## Given task
Find every line in the records below that holds the word "pour" and copy it.
+++ Supplied data +++
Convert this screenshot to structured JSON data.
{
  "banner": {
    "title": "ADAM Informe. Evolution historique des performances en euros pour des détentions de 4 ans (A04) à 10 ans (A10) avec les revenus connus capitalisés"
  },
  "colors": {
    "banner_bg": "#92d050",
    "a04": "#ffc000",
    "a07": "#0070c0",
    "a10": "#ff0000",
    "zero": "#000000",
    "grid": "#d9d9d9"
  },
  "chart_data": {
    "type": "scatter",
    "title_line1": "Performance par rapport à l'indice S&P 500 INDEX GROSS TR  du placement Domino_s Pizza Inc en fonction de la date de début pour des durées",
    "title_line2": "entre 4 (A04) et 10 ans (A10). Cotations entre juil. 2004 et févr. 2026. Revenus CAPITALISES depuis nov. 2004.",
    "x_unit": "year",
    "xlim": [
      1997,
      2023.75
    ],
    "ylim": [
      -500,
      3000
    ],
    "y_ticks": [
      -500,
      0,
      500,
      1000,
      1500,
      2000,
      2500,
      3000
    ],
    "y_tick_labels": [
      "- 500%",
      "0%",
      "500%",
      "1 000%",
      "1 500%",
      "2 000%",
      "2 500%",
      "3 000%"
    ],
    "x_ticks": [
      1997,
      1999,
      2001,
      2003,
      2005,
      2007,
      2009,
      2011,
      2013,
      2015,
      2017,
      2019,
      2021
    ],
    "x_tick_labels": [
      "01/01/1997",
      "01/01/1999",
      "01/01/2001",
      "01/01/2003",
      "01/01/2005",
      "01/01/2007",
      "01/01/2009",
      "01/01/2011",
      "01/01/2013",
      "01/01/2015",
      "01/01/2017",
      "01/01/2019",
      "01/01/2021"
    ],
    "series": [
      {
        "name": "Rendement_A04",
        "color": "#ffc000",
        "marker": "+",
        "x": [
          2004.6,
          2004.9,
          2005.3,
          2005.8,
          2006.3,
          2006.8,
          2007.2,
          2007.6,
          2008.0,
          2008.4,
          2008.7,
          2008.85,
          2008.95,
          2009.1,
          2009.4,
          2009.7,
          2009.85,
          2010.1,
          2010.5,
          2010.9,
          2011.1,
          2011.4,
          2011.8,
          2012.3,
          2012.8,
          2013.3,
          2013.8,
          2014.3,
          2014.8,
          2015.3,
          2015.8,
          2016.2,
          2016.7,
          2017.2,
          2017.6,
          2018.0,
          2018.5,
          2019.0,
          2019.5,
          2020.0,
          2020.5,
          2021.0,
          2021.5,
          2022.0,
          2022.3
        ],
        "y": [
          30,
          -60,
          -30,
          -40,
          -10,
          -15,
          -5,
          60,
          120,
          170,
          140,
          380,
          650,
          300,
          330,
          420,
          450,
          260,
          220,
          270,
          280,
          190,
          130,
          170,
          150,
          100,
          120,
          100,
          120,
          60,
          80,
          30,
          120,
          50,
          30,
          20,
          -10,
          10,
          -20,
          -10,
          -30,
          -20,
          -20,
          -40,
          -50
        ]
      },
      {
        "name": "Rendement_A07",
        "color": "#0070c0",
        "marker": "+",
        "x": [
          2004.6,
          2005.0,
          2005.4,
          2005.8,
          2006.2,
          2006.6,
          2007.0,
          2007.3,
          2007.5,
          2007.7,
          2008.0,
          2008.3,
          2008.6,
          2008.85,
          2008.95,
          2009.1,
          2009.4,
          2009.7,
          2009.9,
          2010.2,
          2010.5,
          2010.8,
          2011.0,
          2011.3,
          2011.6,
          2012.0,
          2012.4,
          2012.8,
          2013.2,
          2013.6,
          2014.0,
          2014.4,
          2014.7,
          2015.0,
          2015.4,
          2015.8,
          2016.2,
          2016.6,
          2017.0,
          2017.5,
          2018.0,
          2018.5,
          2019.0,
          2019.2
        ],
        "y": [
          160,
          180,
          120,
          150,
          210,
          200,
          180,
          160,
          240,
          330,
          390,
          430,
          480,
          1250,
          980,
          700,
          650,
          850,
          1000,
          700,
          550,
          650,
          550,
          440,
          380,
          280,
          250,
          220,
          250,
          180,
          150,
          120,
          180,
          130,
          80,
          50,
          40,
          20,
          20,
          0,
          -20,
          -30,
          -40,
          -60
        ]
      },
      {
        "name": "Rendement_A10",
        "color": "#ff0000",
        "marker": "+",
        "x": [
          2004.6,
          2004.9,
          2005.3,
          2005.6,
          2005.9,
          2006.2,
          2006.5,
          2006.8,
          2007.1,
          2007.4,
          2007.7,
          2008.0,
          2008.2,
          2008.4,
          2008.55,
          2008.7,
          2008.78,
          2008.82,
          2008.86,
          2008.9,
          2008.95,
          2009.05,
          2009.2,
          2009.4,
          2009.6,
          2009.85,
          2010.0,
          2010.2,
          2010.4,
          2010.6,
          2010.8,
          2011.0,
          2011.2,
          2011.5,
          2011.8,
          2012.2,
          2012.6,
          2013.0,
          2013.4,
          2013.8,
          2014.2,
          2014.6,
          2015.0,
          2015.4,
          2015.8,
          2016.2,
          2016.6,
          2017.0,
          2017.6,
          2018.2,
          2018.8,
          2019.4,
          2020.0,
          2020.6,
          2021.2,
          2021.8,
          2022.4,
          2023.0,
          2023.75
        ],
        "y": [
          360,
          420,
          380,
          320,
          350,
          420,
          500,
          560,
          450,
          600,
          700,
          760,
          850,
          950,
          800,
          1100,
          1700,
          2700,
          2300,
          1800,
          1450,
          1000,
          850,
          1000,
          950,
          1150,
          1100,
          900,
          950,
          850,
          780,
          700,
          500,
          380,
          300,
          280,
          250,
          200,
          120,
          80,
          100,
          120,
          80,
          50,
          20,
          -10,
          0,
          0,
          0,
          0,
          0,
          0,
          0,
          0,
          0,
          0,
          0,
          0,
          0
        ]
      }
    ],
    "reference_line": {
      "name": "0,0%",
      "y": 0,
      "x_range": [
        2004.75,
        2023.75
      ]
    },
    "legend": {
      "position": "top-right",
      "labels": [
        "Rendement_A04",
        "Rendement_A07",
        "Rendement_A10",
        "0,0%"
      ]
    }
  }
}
+++
## Solution to this exercise
    "title": "ADAM Informe. Evolution historique des performances en euros pour des détentions de 4 ans (A04) à 10 ans (A10) avec les revenus connus capitalisés"
    "title_line1": "Performance par rapport à l'indice S&P 500 INDEX GROSS TR  du placement Domino_s Pizza Inc en fonction de la date de début pour des durées",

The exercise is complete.